Look for the string "image" and copy every line that has it.

**Recorded data:**
_ _ _ _ _
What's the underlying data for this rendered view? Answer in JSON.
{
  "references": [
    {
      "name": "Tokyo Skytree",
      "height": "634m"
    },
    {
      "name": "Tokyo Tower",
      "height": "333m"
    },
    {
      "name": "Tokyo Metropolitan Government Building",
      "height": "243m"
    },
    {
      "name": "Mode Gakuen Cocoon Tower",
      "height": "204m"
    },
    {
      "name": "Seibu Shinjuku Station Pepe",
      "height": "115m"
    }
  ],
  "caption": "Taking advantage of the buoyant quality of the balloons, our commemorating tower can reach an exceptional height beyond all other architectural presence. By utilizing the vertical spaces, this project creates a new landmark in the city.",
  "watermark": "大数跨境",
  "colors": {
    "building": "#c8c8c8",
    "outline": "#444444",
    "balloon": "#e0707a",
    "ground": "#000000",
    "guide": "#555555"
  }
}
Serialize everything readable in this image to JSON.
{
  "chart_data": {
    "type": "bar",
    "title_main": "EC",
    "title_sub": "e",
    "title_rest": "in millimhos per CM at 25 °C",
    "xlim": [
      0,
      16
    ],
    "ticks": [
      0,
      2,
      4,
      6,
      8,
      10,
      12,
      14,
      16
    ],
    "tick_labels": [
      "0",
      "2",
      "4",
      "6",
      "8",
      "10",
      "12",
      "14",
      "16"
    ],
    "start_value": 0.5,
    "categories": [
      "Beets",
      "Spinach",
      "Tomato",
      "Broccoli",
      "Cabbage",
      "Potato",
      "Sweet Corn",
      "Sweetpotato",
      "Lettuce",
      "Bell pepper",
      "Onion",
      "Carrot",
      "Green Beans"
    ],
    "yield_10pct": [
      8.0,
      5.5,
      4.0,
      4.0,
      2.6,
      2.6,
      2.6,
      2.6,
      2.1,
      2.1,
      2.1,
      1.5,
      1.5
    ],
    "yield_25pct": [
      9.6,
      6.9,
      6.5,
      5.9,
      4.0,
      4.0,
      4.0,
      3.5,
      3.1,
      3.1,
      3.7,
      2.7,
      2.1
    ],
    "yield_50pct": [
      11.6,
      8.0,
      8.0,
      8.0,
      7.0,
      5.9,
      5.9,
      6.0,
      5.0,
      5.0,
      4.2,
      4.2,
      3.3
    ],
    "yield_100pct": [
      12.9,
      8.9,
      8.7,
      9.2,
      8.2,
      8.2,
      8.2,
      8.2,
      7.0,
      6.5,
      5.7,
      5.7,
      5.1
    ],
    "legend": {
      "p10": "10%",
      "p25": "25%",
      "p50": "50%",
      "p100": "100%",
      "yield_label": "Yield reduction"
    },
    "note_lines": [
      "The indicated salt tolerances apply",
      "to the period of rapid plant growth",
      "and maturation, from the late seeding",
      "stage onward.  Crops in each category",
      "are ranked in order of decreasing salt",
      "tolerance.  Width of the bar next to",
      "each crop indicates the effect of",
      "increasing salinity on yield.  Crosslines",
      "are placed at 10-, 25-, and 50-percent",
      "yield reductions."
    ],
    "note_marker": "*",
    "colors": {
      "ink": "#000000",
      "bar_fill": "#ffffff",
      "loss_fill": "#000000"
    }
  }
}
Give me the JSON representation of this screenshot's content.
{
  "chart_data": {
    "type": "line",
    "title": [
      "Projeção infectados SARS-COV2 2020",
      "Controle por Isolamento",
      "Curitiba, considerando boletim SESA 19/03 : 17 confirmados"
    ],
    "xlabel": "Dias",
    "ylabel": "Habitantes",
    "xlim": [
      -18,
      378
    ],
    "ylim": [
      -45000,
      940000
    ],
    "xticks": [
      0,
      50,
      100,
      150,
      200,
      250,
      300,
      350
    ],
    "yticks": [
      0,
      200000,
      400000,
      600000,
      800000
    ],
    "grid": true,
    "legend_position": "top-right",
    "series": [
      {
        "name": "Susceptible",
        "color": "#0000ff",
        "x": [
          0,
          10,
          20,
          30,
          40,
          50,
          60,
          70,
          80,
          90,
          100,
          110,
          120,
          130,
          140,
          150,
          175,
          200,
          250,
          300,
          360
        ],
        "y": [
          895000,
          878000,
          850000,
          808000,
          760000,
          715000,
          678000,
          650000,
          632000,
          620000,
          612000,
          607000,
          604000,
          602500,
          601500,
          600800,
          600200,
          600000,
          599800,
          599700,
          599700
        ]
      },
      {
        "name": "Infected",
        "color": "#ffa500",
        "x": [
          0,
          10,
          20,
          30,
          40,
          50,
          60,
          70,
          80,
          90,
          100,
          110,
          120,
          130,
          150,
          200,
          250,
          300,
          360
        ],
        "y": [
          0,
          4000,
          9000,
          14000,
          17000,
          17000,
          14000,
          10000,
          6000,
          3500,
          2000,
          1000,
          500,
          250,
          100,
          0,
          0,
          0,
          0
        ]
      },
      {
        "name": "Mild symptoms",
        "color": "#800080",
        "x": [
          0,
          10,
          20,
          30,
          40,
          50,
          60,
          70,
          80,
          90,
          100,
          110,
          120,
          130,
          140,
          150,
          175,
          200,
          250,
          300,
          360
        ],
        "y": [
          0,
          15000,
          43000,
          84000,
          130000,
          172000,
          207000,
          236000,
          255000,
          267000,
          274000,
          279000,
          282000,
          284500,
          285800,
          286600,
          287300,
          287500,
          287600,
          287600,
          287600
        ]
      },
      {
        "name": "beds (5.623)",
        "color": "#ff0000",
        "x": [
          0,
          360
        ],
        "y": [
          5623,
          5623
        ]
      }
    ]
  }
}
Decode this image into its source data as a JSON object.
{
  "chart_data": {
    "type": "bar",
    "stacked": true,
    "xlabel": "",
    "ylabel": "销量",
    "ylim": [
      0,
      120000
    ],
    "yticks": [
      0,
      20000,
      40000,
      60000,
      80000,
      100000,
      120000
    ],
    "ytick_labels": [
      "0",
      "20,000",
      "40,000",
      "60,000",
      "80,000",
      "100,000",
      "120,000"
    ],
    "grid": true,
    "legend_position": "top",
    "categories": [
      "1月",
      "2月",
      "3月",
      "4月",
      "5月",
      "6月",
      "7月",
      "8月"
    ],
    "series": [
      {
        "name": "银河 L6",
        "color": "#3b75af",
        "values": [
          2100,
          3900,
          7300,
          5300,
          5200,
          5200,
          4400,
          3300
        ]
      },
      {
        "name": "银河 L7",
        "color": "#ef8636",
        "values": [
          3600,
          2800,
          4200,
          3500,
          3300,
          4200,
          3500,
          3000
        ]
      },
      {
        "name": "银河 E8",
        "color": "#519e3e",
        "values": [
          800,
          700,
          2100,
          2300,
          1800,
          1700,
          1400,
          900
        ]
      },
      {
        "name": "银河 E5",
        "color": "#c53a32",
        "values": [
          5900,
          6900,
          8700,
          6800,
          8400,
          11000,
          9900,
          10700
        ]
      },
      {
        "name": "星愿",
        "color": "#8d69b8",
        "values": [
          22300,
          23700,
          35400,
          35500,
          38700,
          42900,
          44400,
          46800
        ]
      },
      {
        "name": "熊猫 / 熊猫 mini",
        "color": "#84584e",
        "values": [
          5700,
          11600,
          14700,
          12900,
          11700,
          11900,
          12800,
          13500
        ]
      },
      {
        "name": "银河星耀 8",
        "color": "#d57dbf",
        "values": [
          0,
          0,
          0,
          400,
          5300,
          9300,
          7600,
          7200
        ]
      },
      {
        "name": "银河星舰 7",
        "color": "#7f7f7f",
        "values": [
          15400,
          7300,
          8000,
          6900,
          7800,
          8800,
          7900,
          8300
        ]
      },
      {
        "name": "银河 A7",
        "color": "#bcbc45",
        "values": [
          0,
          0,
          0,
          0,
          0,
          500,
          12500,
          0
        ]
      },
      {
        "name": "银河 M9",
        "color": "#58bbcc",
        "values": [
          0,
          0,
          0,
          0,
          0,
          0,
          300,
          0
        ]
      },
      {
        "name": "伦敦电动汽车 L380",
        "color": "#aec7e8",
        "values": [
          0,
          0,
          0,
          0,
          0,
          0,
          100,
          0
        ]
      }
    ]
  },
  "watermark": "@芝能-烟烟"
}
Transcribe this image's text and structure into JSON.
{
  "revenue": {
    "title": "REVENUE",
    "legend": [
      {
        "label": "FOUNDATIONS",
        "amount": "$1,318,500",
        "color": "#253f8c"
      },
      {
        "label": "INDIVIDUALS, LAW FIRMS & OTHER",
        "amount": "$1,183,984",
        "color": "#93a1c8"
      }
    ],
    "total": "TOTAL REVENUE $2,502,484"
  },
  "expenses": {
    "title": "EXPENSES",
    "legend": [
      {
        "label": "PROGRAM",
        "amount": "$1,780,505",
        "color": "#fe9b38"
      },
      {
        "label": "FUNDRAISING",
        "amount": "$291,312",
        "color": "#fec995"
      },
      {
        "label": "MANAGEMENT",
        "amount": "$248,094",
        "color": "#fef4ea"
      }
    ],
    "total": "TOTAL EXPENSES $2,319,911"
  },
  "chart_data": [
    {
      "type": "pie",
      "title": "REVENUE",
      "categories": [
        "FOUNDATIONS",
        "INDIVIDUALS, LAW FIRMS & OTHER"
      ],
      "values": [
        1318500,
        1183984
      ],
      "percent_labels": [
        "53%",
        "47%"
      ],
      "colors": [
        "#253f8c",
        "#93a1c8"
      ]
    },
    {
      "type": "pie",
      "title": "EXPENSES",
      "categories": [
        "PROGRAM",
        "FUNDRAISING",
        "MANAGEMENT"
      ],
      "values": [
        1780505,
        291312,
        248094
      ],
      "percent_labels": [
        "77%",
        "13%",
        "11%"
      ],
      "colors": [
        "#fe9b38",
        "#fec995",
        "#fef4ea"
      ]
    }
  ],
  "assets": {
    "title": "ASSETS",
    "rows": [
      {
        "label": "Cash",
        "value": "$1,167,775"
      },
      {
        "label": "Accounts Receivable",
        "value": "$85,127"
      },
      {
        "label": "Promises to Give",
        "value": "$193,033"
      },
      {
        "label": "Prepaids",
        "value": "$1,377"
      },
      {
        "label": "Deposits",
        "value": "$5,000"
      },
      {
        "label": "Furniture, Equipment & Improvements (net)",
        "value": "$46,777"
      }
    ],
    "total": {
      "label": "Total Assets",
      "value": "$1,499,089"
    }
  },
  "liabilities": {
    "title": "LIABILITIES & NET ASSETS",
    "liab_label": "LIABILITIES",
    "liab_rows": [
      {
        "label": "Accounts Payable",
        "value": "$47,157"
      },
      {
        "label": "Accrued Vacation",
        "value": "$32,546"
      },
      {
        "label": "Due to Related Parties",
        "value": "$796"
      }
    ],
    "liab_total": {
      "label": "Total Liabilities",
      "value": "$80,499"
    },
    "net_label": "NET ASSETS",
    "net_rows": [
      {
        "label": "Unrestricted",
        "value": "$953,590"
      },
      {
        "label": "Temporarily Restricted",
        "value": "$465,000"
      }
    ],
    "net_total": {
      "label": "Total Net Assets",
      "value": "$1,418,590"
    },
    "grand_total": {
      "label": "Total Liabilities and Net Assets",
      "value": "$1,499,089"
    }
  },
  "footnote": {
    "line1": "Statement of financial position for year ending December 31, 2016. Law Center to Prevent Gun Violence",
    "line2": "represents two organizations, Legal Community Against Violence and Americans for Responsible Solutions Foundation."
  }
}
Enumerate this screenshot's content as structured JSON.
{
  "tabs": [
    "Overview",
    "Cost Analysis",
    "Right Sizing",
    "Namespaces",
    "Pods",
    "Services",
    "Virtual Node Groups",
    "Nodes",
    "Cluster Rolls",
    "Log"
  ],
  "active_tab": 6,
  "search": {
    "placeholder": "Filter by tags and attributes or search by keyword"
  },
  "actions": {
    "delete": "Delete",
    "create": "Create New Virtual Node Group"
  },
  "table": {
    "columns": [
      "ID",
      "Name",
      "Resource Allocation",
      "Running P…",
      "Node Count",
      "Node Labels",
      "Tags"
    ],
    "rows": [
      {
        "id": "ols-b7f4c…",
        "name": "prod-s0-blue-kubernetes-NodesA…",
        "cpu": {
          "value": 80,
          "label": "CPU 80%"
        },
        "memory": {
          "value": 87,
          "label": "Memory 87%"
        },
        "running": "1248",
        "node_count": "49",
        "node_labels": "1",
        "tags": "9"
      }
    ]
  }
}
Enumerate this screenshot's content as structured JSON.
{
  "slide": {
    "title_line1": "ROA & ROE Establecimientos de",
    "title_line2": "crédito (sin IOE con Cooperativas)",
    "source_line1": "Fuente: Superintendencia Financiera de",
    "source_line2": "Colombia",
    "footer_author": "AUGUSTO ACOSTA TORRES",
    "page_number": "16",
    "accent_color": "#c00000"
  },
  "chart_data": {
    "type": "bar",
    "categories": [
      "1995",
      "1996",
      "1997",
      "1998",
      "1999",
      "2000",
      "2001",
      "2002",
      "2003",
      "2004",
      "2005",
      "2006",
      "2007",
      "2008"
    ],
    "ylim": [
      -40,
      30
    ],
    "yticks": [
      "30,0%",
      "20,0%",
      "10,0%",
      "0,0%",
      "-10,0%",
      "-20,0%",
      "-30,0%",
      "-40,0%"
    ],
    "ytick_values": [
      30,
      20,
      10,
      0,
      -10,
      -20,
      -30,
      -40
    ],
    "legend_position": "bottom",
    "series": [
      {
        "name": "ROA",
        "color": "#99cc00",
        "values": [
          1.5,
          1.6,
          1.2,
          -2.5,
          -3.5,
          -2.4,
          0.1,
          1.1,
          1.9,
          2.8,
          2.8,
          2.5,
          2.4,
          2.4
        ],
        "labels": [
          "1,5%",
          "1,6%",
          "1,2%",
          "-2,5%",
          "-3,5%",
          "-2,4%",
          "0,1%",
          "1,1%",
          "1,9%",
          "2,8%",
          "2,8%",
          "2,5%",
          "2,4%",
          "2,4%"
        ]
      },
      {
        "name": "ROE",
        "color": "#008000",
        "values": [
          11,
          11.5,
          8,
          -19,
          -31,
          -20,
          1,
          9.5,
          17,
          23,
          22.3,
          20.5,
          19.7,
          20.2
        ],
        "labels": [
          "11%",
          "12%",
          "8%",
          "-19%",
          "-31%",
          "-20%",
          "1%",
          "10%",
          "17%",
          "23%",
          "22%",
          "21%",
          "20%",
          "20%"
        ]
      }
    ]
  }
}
_ _ _ _ _
**Final result:**
Serialize everything readable in this image to JSON.
Decode this image into its source data as a JSON object.
Transcribe this image's text and structure into JSON.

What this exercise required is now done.